▸ Do this: Copy out the lines of the material exactly, starting at the line that contains "svg-text:2026: 2026 [465, 351, 495, 368]" and ending after the line that contains "svg-text:Source: Destatis |".

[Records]
-- -- --

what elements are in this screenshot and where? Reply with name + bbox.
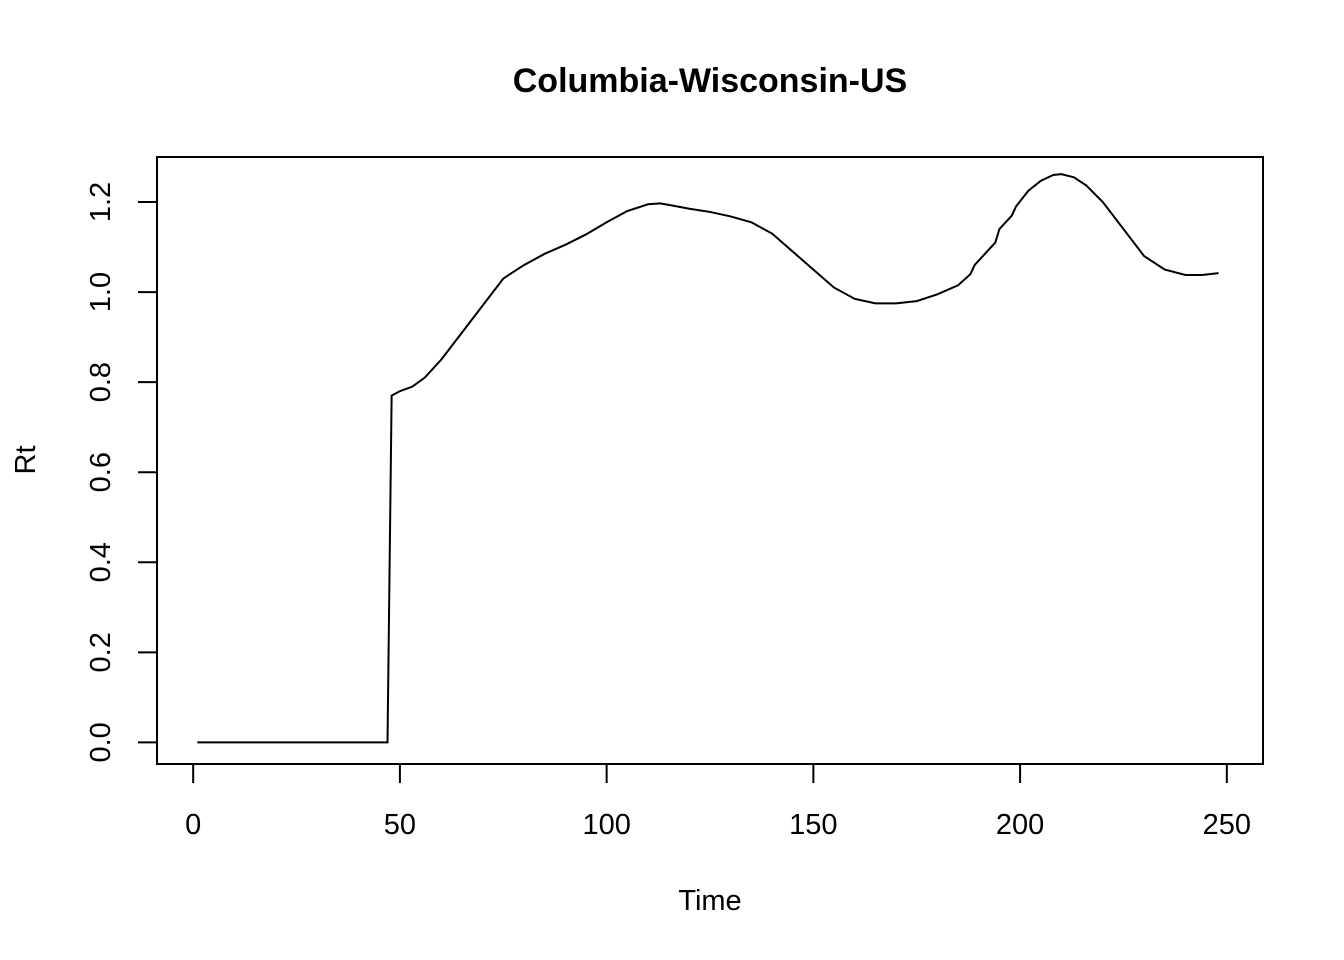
x-tick-label: 150 — [789, 809, 837, 841]
y-tick-label: 0.6 — [85, 452, 117, 492]
y-tick-label: 1.0 — [85, 272, 117, 312]
x-axis-label: Time — [678, 885, 741, 917]
y-tick-label: 0.8 — [85, 362, 117, 402]
y-axis: 0.0 0.2 0.4 0.6 0.8 1.0 1.2 — [85, 182, 158, 763]
x-tick-label: 50 — [384, 809, 416, 841]
x-tick-label: 200 — [996, 809, 1044, 841]
x-axis: 0 50 100 150 200 250 — [185, 763, 1251, 841]
y-tick-label: 0.4 — [85, 542, 117, 582]
y-tick-label: 0.0 — [85, 722, 117, 762]
x-tick-label: 100 — [582, 809, 630, 841]
y-tick-label: 1.2 — [85, 182, 117, 222]
chart-title: Columbia-Wisconsin-US — [513, 62, 908, 100]
y-axis-label: Rt — [10, 446, 42, 475]
x-tick-label: 0 — [185, 809, 201, 841]
plot-area-box — [156, 156, 1264, 765]
series-line — [197, 173, 1219, 744]
x-tick-label: 250 — [1203, 809, 1251, 841]
y-tick-label: 0.2 — [85, 632, 117, 672]
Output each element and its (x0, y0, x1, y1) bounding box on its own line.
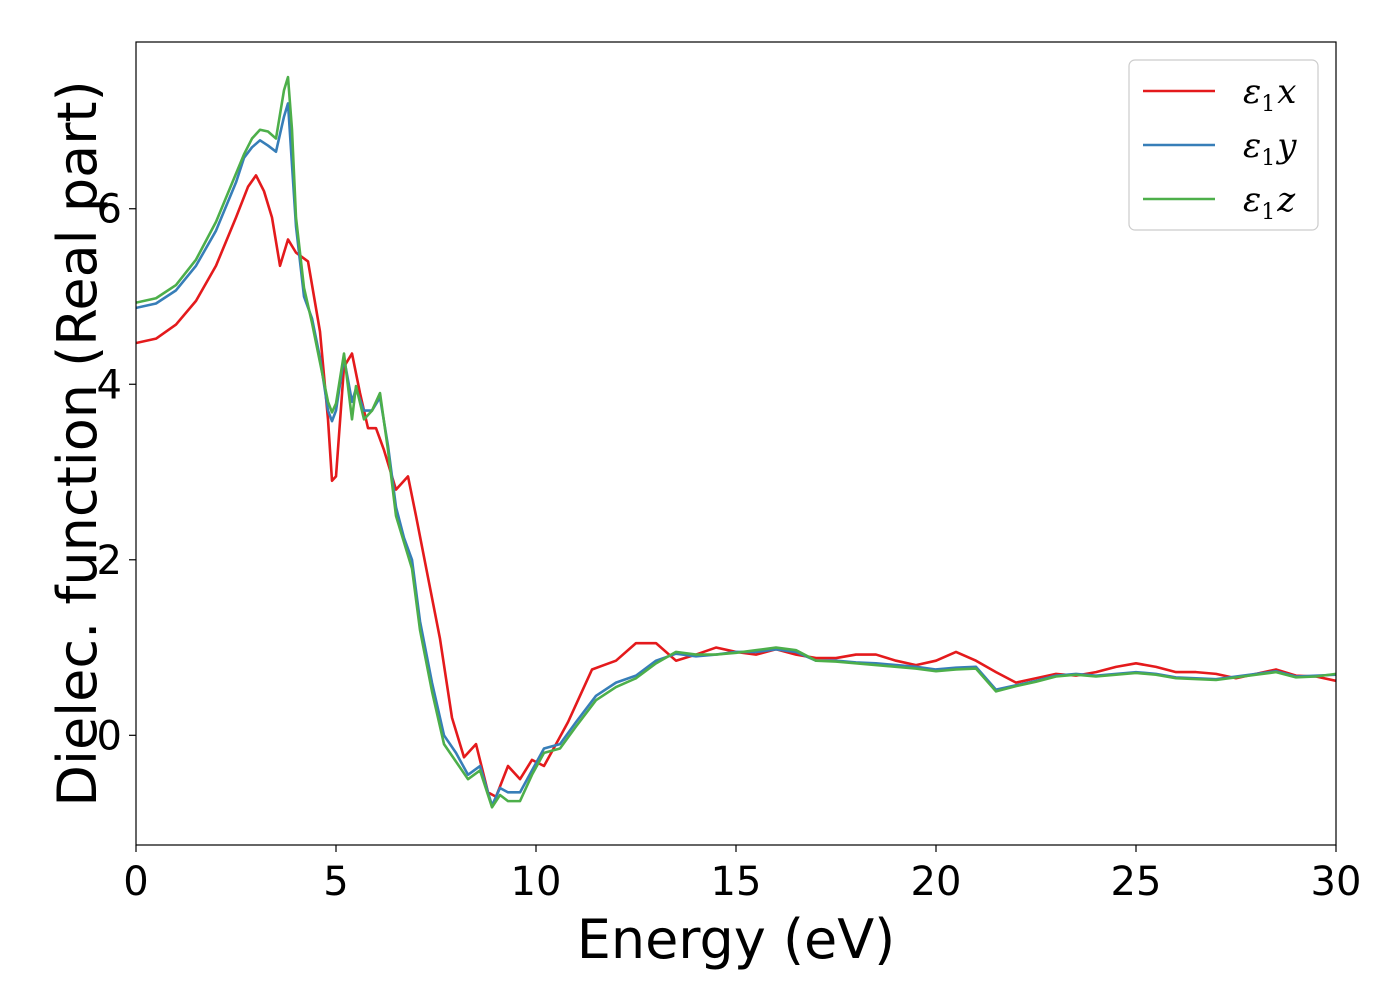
x-tick-label: 25 (1111, 859, 1162, 905)
y-tick-label: 2 (97, 538, 122, 584)
legend-label: ε1y (1243, 126, 1297, 171)
series-layer (136, 75, 1336, 809)
x-tick-label: 10 (511, 859, 562, 905)
series-line-x (136, 174, 1336, 799)
y-axis: 0 2 4 6 (97, 187, 136, 759)
y-tick-label: 0 (97, 713, 122, 759)
legend-label: ε1x (1243, 72, 1296, 117)
x-tick-label: 20 (911, 859, 962, 905)
series-line-z (136, 75, 1336, 809)
x-tick-label: 5 (323, 859, 348, 905)
x-axis-label: Energy (eV) (577, 908, 896, 971)
legend-label: ε1z (1243, 180, 1296, 225)
y-tick-label: 4 (97, 362, 122, 408)
x-tick-label: 15 (711, 859, 762, 905)
y-axis-label: Dielec. function (Real part) (46, 80, 109, 806)
x-axis: 0 5 10 15 20 25 30 (123, 845, 1361, 905)
x-tick-label: 0 (123, 859, 148, 905)
legend-box (1128, 59, 1319, 231)
legend: ε1x ε1y ε1z (1128, 59, 1319, 231)
x-tick-label: 30 (1311, 859, 1362, 905)
y-tick-label: 6 (97, 187, 122, 233)
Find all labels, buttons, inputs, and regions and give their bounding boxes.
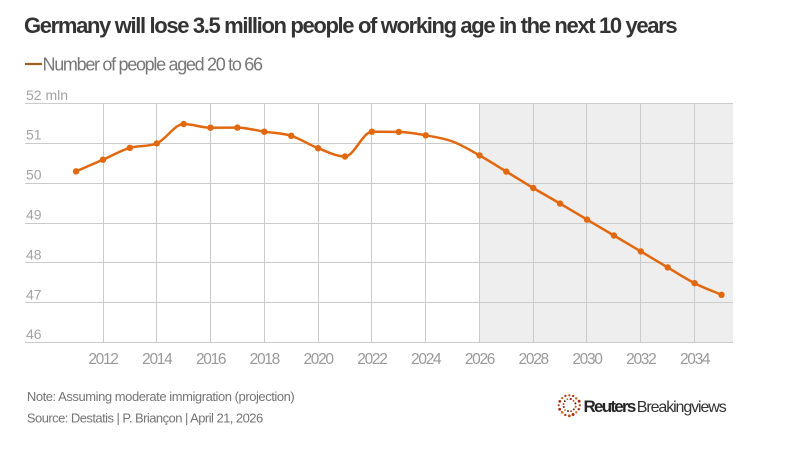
svg-text:2026: 2026 [465, 351, 495, 368]
svg-text:52 mln: 52 mln [26, 87, 68, 103]
svg-text:2016: 2016 [196, 351, 226, 368]
svg-text:Source: Destatis | P. Briançon: Source: Destatis | P. Briançon | April 2… [27, 411, 263, 426]
svg-text:Germany will lose 3.5 million: Germany will lose 3.5 million people of … [24, 13, 677, 38]
svg-text:2024: 2024 [411, 351, 442, 368]
svg-text:2034: 2034 [680, 351, 711, 368]
svg-text:Number of people aged 20 to 66: Number of people aged 20 to 66 [43, 55, 263, 75]
svg-text:Breakingviews: Breakingviews [637, 399, 727, 416]
svg-text:50: 50 [26, 167, 42, 183]
svg-text:48: 48 [26, 246, 42, 262]
svg-text:2022: 2022 [357, 351, 387, 368]
svg-text:2012: 2012 [88, 351, 118, 368]
svg-text:2020: 2020 [303, 351, 334, 368]
svg-text:2032: 2032 [626, 351, 656, 368]
svg-text:2030: 2030 [572, 351, 603, 368]
svg-text:47: 47 [26, 286, 42, 302]
svg-text:49: 49 [26, 207, 42, 223]
svg-text:51: 51 [26, 127, 42, 143]
svg-text:46: 46 [26, 326, 42, 342]
svg-text:2014: 2014 [142, 351, 173, 368]
svg-text:2028: 2028 [519, 351, 549, 368]
svg-text:Reuters: Reuters [584, 397, 636, 416]
svg-text:2018: 2018 [250, 351, 280, 368]
svg-text:Note: Assuming moderate immigr: Note: Assuming moderate immigration (pro… [27, 389, 295, 404]
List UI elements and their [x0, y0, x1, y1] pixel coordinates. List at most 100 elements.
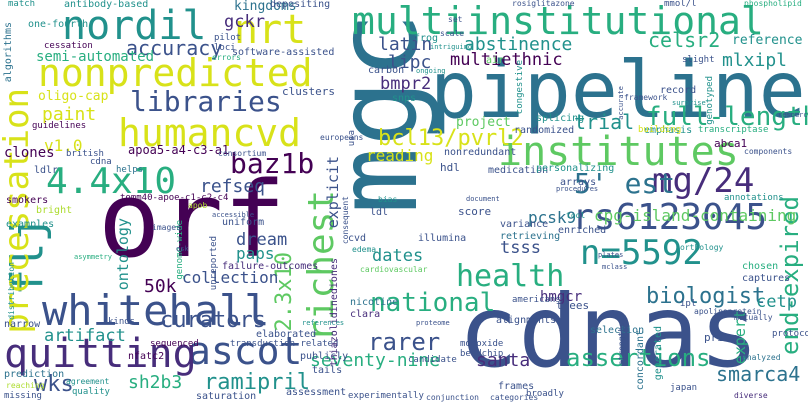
word-illumina: illumina — [418, 233, 467, 244]
word-nrt: nrt — [234, 7, 307, 53]
word-protocols: protocols — [772, 329, 808, 339]
word-orf: orf — [98, 159, 286, 281]
word-cessation: cessation — [44, 41, 93, 51]
word-health: health — [456, 259, 565, 294]
word-trees: trees — [556, 299, 590, 312]
word-paint: paint — [42, 104, 97, 125]
word-randomized: randomized — [514, 125, 575, 136]
word-baz1b: baz1b — [230, 147, 315, 180]
word-set: set — [448, 15, 463, 24]
word-snps: snps — [392, 93, 417, 104]
word-software: software-assisted — [232, 47, 335, 58]
word-candidate: candidate — [408, 355, 457, 365]
word-ldl: ldl — [370, 207, 389, 218]
word-plates: plates — [598, 251, 624, 259]
word-apoa5: apoa5-a4-c3-a1 — [128, 143, 230, 157]
word-bmpr2: bmpr2 — [380, 74, 432, 94]
word-consortium: consortium — [218, 149, 267, 158]
word-variance: variance — [500, 219, 549, 230]
word-nordil: nordil — [62, 3, 207, 49]
word-orthology: orthology — [680, 243, 724, 252]
word-institutes: institutes — [498, 129, 739, 175]
word-record: record — [660, 85, 697, 96]
word-enriched: enriched — [558, 225, 607, 236]
word-refseq: refseq — [200, 176, 266, 197]
word-celsr2: celsr2 — [648, 28, 721, 52]
word-mutually: mutually — [734, 313, 773, 322]
word-intriguing: intriguing — [430, 43, 473, 51]
word-failure: failure-outcomes — [222, 261, 319, 272]
word-curators: curators — [160, 308, 266, 333]
word-hdl: hdl — [440, 161, 460, 174]
word-cardiovascular: cardiovascular — [360, 265, 428, 274]
word-monoxide: monoxide — [460, 339, 504, 349]
word-sequenced: sequenced — [150, 339, 199, 349]
word-europeans: europeans — [320, 133, 364, 142]
word-congestive: congestive — [515, 60, 525, 115]
word-asymmetry: asymmetry — [74, 253, 112, 261]
word-conjunction: conjunction — [426, 393, 479, 402]
word-hmgcr: hmgcr — [540, 289, 583, 305]
word-nonpredicted: nonpredicted — [38, 51, 313, 95]
word-experimentally: experimentally — [348, 391, 424, 401]
word-references: references — [302, 319, 345, 327]
word-abca1: abca1 — [714, 137, 748, 150]
word-elaborated: elaborated — [256, 329, 317, 340]
word-osk: osk — [176, 245, 189, 253]
word-depositing: depositing — [270, 0, 331, 10]
word-bias: bias — [378, 195, 398, 204]
word-beadchip: beadchip — [460, 349, 504, 359]
word-collection: collection — [182, 268, 279, 287]
word-multiethnic: multiethnic — [450, 50, 563, 70]
word-explicit: explicit — [324, 156, 342, 229]
word-tool: tool — [566, 211, 586, 220]
word-one-fourth: one-fourth — [28, 19, 89, 30]
word-missing: missing — [4, 391, 42, 401]
word-medication: medication — [488, 165, 549, 176]
word-frog: frog — [414, 33, 439, 44]
word-trial: trial — [574, 110, 635, 134]
word-artifact: artifact — [44, 326, 126, 346]
word-proteome: proteome — [416, 319, 450, 327]
word-mlxipl: mlxipl — [722, 50, 788, 71]
word-quitting: quitting — [4, 331, 197, 377]
word-50k: 50k — [144, 276, 177, 297]
word-algorithms: algorithms — [3, 22, 14, 83]
word-ldlr: ldlr — [34, 165, 59, 176]
word-guidelines: guidelines — [32, 121, 87, 131]
word-kingdoms: kingdoms — [234, 0, 297, 14]
word-scale: scale — [440, 29, 465, 38]
word-assertions: assertions — [566, 344, 711, 372]
word-dates: dates — [372, 246, 424, 266]
word-document: document — [466, 195, 500, 203]
word-japan: japan — [670, 383, 698, 393]
word-clusters: clusters — [282, 85, 335, 98]
word-resource: resource — [778, 111, 808, 119]
word-errors: errors — [212, 53, 241, 62]
word-cetp: cetp — [756, 292, 797, 312]
word-mg24: mg/24 — [652, 161, 755, 201]
word-gckr: gckr — [224, 12, 265, 32]
word-air: air — [486, 55, 505, 66]
word-analyzed: analyzed — [742, 353, 781, 362]
word-score: score — [458, 205, 492, 218]
word-images: images — [152, 223, 181, 232]
word-humancvd: humancvd — [118, 111, 302, 155]
word-emphasis: emphasis — [644, 125, 693, 136]
word-splicing: splicing — [536, 113, 585, 124]
word-prediction: prediction — [4, 369, 65, 380]
word-nfatc2: nfatc2 — [128, 351, 165, 362]
word-pcsk9: pcsk9 — [528, 208, 577, 227]
word-loci: loci — [214, 43, 236, 53]
word-saturation: saturation — [196, 391, 257, 402]
word-concordant: concordant — [635, 330, 646, 391]
word-transcriptase: transcriptase — [698, 125, 769, 135]
word-strengths: strengths — [617, 322, 626, 366]
word-carbon: carbon — [368, 65, 405, 76]
word-cpg-island: cpg-island-containing — [594, 206, 797, 225]
word-oligo-cap: oligo-cap — [38, 89, 109, 104]
word-sh2b3: sh2b3 — [128, 372, 183, 393]
word-consequent: consequent — [341, 196, 350, 245]
word-surprise: surprise — [672, 99, 706, 107]
word-match: match — [8, 0, 36, 9]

-- -- --

▸ Answer for the task:
svg-text:2026: 2026 [465, 351, 495, 368]
svg-text:52 mln: 52 mln [26, 87, 68, 103]
svg-text:2016: 2016 [196, 351, 226, 368]
svg-text:Source: Destatis | P. Briançon: Source: Destatis | P. Briançon | April 2… [27, 411, 263, 426]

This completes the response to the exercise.